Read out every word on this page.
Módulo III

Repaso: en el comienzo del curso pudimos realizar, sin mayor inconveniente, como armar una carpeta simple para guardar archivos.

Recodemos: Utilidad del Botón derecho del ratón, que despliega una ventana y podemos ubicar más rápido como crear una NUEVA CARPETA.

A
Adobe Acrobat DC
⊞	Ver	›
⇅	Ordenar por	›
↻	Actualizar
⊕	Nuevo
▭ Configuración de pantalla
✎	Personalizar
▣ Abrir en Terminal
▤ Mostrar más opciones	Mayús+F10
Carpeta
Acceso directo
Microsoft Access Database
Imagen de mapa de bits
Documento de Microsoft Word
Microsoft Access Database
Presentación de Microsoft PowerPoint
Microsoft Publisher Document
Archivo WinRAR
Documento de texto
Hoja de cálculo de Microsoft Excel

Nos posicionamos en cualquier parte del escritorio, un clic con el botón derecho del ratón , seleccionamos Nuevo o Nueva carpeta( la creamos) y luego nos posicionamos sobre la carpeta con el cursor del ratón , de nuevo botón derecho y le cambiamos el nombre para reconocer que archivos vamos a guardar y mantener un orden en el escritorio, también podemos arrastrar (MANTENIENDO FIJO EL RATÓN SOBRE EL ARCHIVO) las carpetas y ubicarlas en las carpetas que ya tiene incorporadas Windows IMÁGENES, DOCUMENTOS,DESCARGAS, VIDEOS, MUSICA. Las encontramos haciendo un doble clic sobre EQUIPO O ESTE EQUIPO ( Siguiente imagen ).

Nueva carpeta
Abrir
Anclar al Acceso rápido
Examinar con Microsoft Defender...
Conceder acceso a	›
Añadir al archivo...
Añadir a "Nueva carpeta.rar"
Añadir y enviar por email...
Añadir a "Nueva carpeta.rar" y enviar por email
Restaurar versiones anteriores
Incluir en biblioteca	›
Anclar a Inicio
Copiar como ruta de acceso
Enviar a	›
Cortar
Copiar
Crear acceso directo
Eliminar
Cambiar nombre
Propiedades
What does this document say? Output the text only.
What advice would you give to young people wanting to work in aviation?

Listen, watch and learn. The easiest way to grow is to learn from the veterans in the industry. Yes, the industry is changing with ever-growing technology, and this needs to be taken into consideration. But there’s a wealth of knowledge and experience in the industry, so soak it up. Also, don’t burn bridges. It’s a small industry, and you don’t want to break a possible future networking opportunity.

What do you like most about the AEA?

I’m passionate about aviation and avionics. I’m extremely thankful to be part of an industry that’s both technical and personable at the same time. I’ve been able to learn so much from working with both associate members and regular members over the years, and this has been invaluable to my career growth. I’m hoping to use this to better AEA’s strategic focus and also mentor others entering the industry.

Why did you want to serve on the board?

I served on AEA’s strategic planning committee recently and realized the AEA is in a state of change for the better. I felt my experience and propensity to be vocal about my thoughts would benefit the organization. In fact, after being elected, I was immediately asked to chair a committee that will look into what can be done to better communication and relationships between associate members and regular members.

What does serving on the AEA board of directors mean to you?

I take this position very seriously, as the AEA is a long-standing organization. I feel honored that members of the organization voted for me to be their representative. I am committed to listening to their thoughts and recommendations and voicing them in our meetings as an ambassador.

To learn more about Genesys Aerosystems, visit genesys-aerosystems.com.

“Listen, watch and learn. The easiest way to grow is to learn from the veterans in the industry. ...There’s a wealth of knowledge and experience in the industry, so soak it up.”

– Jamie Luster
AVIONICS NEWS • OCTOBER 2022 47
┄┄┄┄┄┄┄┄┄┄
What to work on >> The records above must be set down again exactly as written.

Answer to this problem >>
Read out every word on this page.
Módulo III

Repaso: en el comienzo del curso pudimos realizar, sin mayor inconveniente, como armar una carpeta simple para guardar archivos.

Recodemos: Utilidad del Botón derecho del ratón, que despliega una ventana y podemos ubicar más rápido como crear una NUEVA CARPETA.

A
Adobe Acrobat DC
⊞	Ver	›
⇅	Ordenar por	›
↻	Actualizar
⊕	Nuevo
▭ Configuración de pantalla
✎	Personalizar
▣ Abrir en Terminal
▤ Mostrar más opciones	Mayús+F10
Carpeta
Acceso directo
Microsoft Access Database
Imagen de mapa de bits
Documento de Microsoft Word
Microsoft Access Database
Presentación de Microsoft PowerPoint
Microsoft Publisher Document
Archivo WinRAR
Documento de texto
Hoja de cálculo de Microsoft Excel

Nos posicionamos en cualquier parte del escritorio, un clic con el botón derecho del ratón , seleccionamos Nuevo o Nueva carpeta( la creamos) y luego nos posicionamos sobre la carpeta con el cursor del ratón , de nuevo botón derecho y le cambiamos el nombre para reconocer que archivos vamos a guardar y mantener un orden en el escritorio, también podemos arrastrar (MANTENIENDO FIJO EL RATÓN SOBRE EL ARCHIVO) las carpetas y ubicarlas en las carpetas que ya tiene incorporadas Windows IMÁGENES, DOCUMENTOS,DESCARGAS, VIDEOS, MUSICA. Las encontramos haciendo un doble clic sobre EQUIPO O ESTE EQUIPO ( Siguiente imagen ).

Nueva carpeta
Abrir
Anclar al Acceso rápido
Examinar con Microsoft Defender...
Conceder acceso a	›
Añadir al archivo...
Añadir a "Nueva carpeta.rar"
Añadir y enviar por email...
Añadir a "Nueva carpeta.rar" y enviar por email
Restaurar versiones anteriores
Incluir en biblioteca	›
Anclar a Inicio
Copiar como ruta de acceso
Enviar a	›
Cortar
Copiar
Crear acceso directo
Eliminar
Cambiar nombre
Propiedades
What does this document say? Output the text only.
What advice would you give to young people wanting to work in aviation?

Listen, watch and learn. The easiest way to grow is to learn from the veterans in the industry. Yes, the industry is changing with ever-growing technology, and this needs to be taken into consideration. But there’s a wealth of knowledge and experience in the industry, so soak it up. Also, don’t burn bridges. It’s a small industry, and you don’t want to break a possible future networking opportunity.

What do you like most about the AEA?

I’m passionate about aviation and avionics. I’m extremely thankful to be part of an industry that’s both technical and personable at the same time. I’ve been able to learn so much from working with both associate members and regular members over the years, and this has been invaluable to my career growth. I’m hoping to use this to better AEA’s strategic focus and also mentor others entering the industry.

Why did you want to serve on the board?

I served on AEA’s strategic planning committee recently and realized the AEA is in a state of change for the better. I felt my experience and propensity to be vocal about my thoughts would benefit the organization. In fact, after being elected, I was immediately asked to chair a committee that will look into what can be done to better communication and relationships between associate members and regular members.

What does serving on the AEA board of directors mean to you?

I take this position very seriously, as the AEA is a long-standing organization. I feel honored that members of the organization voted for me to be their representative. I am committed to listening to their thoughts and recommendations and voicing them in our meetings as an ambassador.

To learn more about Genesys Aerosystems, visit genesys-aerosystems.com.

“Listen, watch and learn. The easiest way to grow is to learn from the veterans in the industry. ...There’s a wealth of knowledge and experience in the industry, so soak it up.”

– Jamie Luster
AVIONICS NEWS • OCTOBER 2022 47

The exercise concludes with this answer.